### YOUR GOAL
Copy each line of the data below exactly, leaving out pictures.

### PROVIDED ENTRIES
>> Begin

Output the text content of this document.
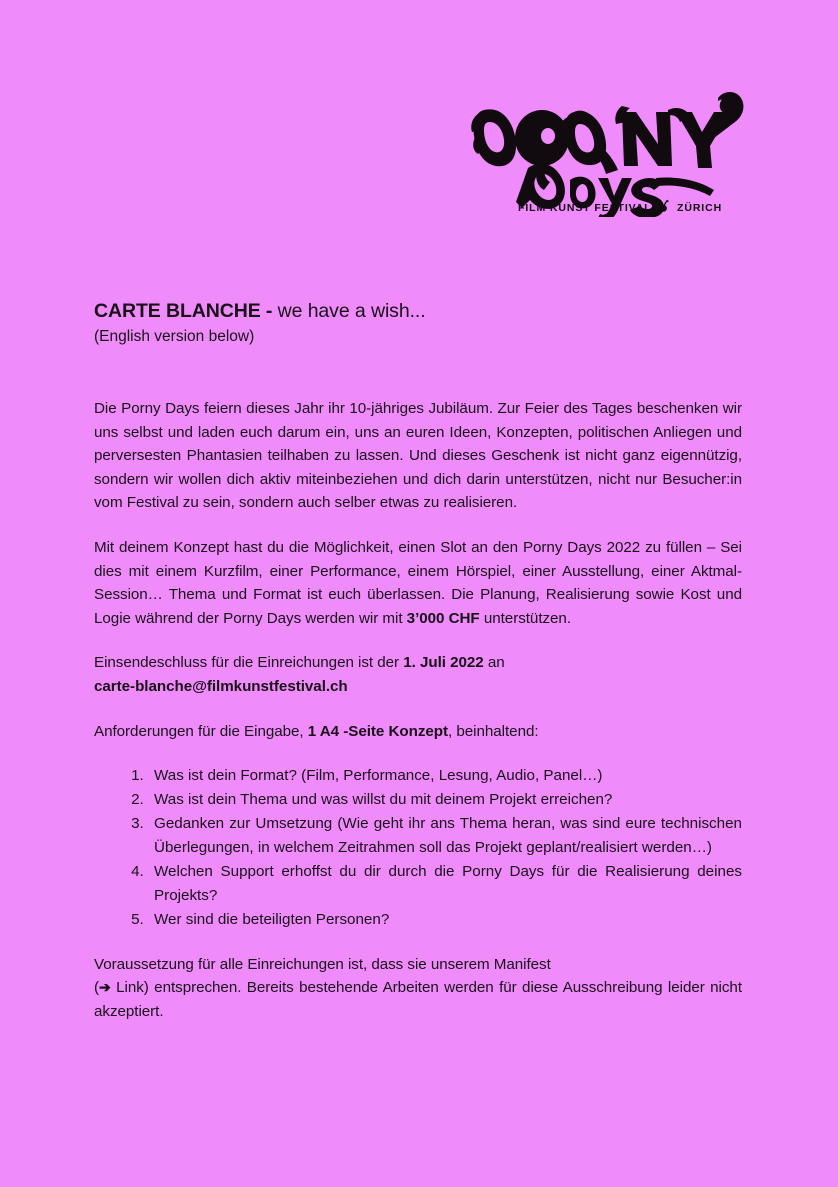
FILM KUNST FESTIVAL ZÜRICH
CARTE BLANCHE - we have a wish...
(English version below)

Die Porny Days feiern dieses Jahr ihr 10-jähriges Jubiläum. Zur Feier des Tages beschenken wir uns selbst und laden euch darum ein, uns an euren Ideen, Konzepten, politischen Anliegen und perversesten Phantasien teilhaben zu lassen. Und dieses Geschenk ist nicht ganz eigennützig, sondern wir wollen dich aktiv miteinbeziehen und dich darin unterstützen, nicht nur Besucher:in vom Festival zu sein, sondern auch selber etwas zu realisieren.

Mit deinem Konzept hast du die Möglichkeit, einen Slot an den Porny Days 2022 zu füllen – Sei dies mit einem Kurzfilm, einer Performance, einem Hörspiel, einer Ausstellung, einer Aktmal-Session… Thema und Format ist euch überlassen. Die Planung, Realisierung sowie Kost und Logie während der Porny Days werden wir mit 3’000 CHF unterstützen.

Einsendeschluss für die Einreichungen ist der 1. Juli 2022 an
carte-blanche@filmkunstfestival.ch

Anforderungen für die Eingabe, 1 A4 -Seite Konzept, beinhaltend:

1. Was ist dein Format? (Film, Performance, Lesung, Audio, Panel…)
2. Was ist dein Thema und was willst du mit deinem Projekt erreichen?
3. Gedanken zur Umsetzung (Wie geht ihr ans Thema heran, was sind eure technischen Überlegungen, in welchem Zeitrahmen soll das Projekt geplant/realisiert werden…)
4. Welchen Support erhoffst du dir durch die Porny Days für die Realisierung deines Projekts?
5. Wer sind die beteiligten Personen?

Voraussetzung für alle Einreichungen ist, dass sie unserem Manifest
(➔ Link) entsprechen. Bereits bestehende Arbeiten werden für diese Ausschreibung leider nicht akzeptiert.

>> End

### SOLUTION BELOW
Output the text content of this document.
FILM KUNST FESTIVAL ZÜRICH
CARTE BLANCHE - we have a wish...
(English version below)

Die Porny Days feiern dieses Jahr ihr 10-jähriges Jubiläum. Zur Feier des Tages beschenken wir uns selbst und laden euch darum ein, uns an euren Ideen, Konzepten, politischen Anliegen und perversesten Phantasien teilhaben zu lassen. Und dieses Geschenk ist nicht ganz eigennützig, sondern wir wollen dich aktiv miteinbeziehen und dich darin unterstützen, nicht nur Besucher:in vom Festival zu sein, sondern auch selber etwas zu realisieren.

Mit deinem Konzept hast du die Möglichkeit, einen Slot an den Porny Days 2022 zu füllen – Sei dies mit einem Kurzfilm, einer Performance, einem Hörspiel, einer Ausstellung, einer Aktmal-Session… Thema und Format ist euch überlassen. Die Planung, Realisierung sowie Kost und Logie während der Porny Days werden wir mit 3’000 CHF unterstützen.

Einsendeschluss für die Einreichungen ist der 1. Juli 2022 an
carte-blanche@filmkunstfestival.ch

Anforderungen für die Eingabe, 1 A4 -Seite Konzept, beinhaltend:

1. Was ist dein Format? (Film, Performance, Lesung, Audio, Panel…)
2. Was ist dein Thema und was willst du mit deinem Projekt erreichen?
3. Gedanken zur Umsetzung (Wie geht ihr ans Thema heran, was sind eure technischen Überlegungen, in welchem Zeitrahmen soll das Projekt geplant/realisiert werden…)
4. Welchen Support erhoffst du dir durch die Porny Days für die Realisierung deines Projekts?
5. Wer sind die beteiligten Personen?

Voraussetzung für alle Einreichungen ist, dass sie unserem Manifest
(➔ Link) entsprechen. Bereits bestehende Arbeiten werden für diese Ausschreibung leider nicht akzeptiert.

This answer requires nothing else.